# Aufgaben:
a - Fasse den Artikel über Italiens neue Regierung unten in zwei Sätzen zusammen.
b - Bitte prüfe für jede Aussage, ob sie mit dem Artikel über Italiens neue Regierung unten übereinstimmt, und antworte mit Ja oder Nein samt den entscheidenden Worten aus dem Artikel: (i) Die Veranstaltung war ursprünglich als Angriff auf Staatspräsident Mattarella geplant. (ii) Gianni Riotta setzte seinen Tweet gegen Mittag ab. (iii) Luigi Di Maio ist jetzt auch Vizepremier.

# Vorliegender Text:
------------------------------------
Angst und Ekstase im neuen Italien

Italien hat eine neue Regierung – und steht vor dem radikalen Wandel. Die populistischen Parteien haben viel Vertrauen zerstört und wiegeln weiter gegen Europa auf. Die Stimmung schwankt zwischen Gottesdienst und Woodstock.

Der Beifall auf der Piazza schwillt an. Eine Politikerin, die auf der Bühne vor den großen Pixeln der Trikolore auf einer Großleinwand Parolen ins Publikum ruft, dreht sich abrupt um. „Luigiiii!“, kreischt sie.#Luigi Di Maio, Chef der #Fünf-Sterne-Bewegung, jetzt auch Vizepremier und Minister, ist angekommen bei der Siegesfeier am Samstagabend.

Eigentlich war die Veranstaltung als Frontalangriff auf Staatspräsident Sergio Mattarella geplant. Doch dann winkte der erste Mann im Staat die Regierung aus populistischer #Lega und Fünf-Sterne-Bewegung Mitte der letzten Woche doch noch zum Regierungspalast durch. Jetzt muss man eben feiern, statt zu wüten.

Luigi Di Maio proklamiert: „Von heute an sind wir der Staat!“ „L’État c’est moi“, schießt es unweigerlich durch den Kopf. Zitiert Di Maio Frankreichs Sonnenkönig Ludwig XIV., meint er die Partei, meint er die Bürger? Auch den italoamerikanischen Journalisten Gianni Riotta, früher Chefredakteur der Wirtschaftszeitung „Il Sole 24 Ore“, der auch den Kampf gegen die Mafia ins Zentrum seiner Arbeit stellte, treibt der Satz um. Gegen Mitternacht twittert er schließlich: „Wir sind Staat?“ Obwohl der Tweet Di Maios Postulat nur vorsichtig als Frage formuliert, folgt die übliche Pöbelei der Populistenanhänger.
------------------------------------
# Gespeicherte Einträge:
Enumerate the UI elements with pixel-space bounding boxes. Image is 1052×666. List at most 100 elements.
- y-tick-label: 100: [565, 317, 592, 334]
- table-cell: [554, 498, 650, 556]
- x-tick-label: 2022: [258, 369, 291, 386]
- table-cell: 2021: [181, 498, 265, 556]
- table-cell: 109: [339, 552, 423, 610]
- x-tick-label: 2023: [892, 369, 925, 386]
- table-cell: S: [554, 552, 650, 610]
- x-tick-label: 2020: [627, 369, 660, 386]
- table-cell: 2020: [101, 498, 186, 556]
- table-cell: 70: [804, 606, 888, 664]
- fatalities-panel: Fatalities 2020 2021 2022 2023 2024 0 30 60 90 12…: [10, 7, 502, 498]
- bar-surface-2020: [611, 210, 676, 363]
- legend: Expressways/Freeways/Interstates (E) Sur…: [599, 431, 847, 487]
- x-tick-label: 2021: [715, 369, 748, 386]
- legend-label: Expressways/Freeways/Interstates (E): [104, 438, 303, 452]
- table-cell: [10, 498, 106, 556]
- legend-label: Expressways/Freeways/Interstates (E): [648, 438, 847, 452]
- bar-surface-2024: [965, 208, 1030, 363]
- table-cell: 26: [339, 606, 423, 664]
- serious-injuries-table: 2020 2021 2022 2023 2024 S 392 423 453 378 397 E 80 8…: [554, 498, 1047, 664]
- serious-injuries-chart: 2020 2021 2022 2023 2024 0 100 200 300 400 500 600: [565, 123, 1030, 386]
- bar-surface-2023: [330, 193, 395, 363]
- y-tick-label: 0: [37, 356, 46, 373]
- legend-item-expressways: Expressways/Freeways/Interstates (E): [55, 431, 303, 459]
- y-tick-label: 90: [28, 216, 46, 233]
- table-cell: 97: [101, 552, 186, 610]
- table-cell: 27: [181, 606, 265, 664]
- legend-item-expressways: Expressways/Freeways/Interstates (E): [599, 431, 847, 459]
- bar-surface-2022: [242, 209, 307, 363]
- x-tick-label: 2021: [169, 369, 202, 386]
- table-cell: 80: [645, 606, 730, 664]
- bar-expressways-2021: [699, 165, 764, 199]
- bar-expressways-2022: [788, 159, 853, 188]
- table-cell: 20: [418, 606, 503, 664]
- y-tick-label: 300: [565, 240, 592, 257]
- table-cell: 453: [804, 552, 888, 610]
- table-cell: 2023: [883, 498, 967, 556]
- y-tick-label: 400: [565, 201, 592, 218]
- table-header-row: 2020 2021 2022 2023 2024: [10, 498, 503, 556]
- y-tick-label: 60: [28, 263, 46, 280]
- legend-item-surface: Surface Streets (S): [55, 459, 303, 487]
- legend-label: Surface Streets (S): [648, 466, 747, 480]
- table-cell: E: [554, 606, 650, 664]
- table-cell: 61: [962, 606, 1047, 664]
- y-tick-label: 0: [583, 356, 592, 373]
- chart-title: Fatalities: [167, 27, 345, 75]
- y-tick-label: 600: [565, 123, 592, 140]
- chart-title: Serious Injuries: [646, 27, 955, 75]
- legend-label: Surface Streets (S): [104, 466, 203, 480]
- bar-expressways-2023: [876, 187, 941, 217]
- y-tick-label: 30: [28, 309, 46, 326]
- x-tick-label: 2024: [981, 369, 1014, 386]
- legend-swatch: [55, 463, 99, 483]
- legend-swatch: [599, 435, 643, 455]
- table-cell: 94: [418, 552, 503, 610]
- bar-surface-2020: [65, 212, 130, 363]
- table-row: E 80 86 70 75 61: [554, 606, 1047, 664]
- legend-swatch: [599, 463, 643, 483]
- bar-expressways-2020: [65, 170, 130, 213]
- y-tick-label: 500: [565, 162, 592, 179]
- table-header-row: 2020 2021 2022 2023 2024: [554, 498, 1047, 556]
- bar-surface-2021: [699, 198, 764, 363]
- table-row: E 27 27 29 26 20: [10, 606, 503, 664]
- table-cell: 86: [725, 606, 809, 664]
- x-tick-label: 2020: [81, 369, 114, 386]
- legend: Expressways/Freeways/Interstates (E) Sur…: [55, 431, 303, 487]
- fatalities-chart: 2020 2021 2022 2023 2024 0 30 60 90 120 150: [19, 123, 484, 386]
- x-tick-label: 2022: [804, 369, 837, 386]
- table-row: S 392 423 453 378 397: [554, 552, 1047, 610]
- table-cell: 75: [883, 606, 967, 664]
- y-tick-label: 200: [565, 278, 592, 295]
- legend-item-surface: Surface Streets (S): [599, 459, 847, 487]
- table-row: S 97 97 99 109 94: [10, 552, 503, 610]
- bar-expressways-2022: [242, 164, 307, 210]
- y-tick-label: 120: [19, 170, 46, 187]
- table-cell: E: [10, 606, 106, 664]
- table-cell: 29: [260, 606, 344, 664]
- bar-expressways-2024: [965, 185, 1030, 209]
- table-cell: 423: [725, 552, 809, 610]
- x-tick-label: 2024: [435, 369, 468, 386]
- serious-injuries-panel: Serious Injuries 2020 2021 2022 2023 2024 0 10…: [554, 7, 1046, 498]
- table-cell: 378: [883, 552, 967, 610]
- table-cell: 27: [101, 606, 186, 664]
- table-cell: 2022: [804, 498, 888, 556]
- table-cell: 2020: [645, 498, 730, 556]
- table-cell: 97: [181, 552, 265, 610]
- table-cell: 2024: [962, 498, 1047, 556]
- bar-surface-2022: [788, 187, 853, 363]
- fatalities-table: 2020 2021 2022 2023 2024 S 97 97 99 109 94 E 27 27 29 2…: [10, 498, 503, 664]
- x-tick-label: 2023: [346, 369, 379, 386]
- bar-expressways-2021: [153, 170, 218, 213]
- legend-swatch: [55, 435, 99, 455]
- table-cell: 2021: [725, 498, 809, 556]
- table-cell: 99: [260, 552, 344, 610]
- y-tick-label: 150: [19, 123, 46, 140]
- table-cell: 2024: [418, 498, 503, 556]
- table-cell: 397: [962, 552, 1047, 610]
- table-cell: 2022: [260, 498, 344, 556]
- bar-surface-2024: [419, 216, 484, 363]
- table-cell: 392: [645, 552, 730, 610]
------------------------------------
# Die Antworten:
a - Italiens neue Regierung aus Lega und Fünf-Sterne-Bewegung ist im Amt, nachdem Staatspräsident Sergio Mattarella sie doch noch durchgewinkt hat, und so wurde aus einer als Frontalangriff auf ihn geplanten Veranstaltung eine Siegesfeier. Dort proklamierte Luigi Di Maio „Von heute an sind wir der Staat!“, worauf der Journalist Gianni Riotta mit „Wir sind Staat?“ twitterte und die übliche Pöbelei der Populistenanhänger erntete.

b -
(i) Ja: „Eigentlich war die Veranstaltung als Frontalangriff auf Staatspräsident Sergio Mattarella geplant.“
(ii) Nein: „Gegen Mitternacht twittert er schließlich“
(iii) Ja: „jetzt auch Vizepremier und Minister“